- Task directions
Write out the listing beneath this instruction in its entirety, exactly as it reads.

- Entries supplied
* * * * * * * * *
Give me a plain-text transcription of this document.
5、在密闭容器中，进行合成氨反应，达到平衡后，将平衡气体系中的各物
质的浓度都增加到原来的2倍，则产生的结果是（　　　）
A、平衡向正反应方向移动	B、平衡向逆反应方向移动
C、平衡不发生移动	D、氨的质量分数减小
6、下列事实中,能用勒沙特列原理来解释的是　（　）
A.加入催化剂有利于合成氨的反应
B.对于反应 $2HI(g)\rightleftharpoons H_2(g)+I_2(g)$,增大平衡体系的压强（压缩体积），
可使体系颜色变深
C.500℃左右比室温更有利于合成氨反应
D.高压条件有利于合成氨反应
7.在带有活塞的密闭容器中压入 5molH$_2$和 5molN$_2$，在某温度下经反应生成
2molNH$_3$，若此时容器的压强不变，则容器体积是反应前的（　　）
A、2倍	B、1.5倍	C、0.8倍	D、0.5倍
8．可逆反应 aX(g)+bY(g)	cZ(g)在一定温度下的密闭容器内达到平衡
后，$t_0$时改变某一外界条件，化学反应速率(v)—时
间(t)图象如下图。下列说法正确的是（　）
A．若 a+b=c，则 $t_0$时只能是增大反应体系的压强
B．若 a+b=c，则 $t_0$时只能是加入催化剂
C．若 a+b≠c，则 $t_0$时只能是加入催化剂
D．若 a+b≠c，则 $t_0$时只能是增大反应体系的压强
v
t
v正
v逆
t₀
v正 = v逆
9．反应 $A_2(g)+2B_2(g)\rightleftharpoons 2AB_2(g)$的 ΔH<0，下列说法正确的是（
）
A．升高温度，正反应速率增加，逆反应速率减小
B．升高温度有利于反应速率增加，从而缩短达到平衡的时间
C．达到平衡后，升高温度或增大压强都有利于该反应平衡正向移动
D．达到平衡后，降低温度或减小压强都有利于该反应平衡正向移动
* * * * * * * * *
- Worked answer
Give me a plain-text transcription of this document.
5、在密闭容器中，进行合成氨反应，达到平衡后，将平衡气体系中的各物
质的浓度都增加到原来的2倍，则产生的结果是（　　　）
A、平衡向正反应方向移动	B、平衡向逆反应方向移动
C、平衡不发生移动	D、氨的质量分数减小
6、下列事实中,能用勒沙特列原理来解释的是　（　）
A.加入催化剂有利于合成氨的反应
B.对于反应 $2HI(g)\rightleftharpoons H_2(g)+I_2(g)$,增大平衡体系的压强（压缩体积），
可使体系颜色变深
C.500℃左右比室温更有利于合成氨反应
D.高压条件有利于合成氨反应
7.在带有活塞的密闭容器中压入 5molH$_2$和 5molN$_2$，在某温度下经反应生成
2molNH$_3$，若此时容器的压强不变，则容器体积是反应前的（　　）
A、2倍	B、1.5倍	C、0.8倍	D、0.5倍
8．可逆反应 aX(g)+bY(g)	cZ(g)在一定温度下的密闭容器内达到平衡
后，$t_0$时改变某一外界条件，化学反应速率(v)—时
间(t)图象如下图。下列说法正确的是（　）
A．若 a+b=c，则 $t_0$时只能是增大反应体系的压强
B．若 a+b=c，则 $t_0$时只能是加入催化剂
C．若 a+b≠c，则 $t_0$时只能是加入催化剂
D．若 a+b≠c，则 $t_0$时只能是增大反应体系的压强
v
t
v正
v逆
t₀
v正 = v逆
9．反应 $A_2(g)+2B_2(g)\rightleftharpoons 2AB_2(g)$的 ΔH<0，下列说法正确的是（
）
A．升高温度，正反应速率增加，逆反应速率减小
B．升高温度有利于反应速率增加，从而缩短达到平衡的时间
C．达到平衡后，升高温度或增大压强都有利于该反应平衡正向移动
D．达到平衡后，降低温度或减小压强都有利于该反应平衡正向移动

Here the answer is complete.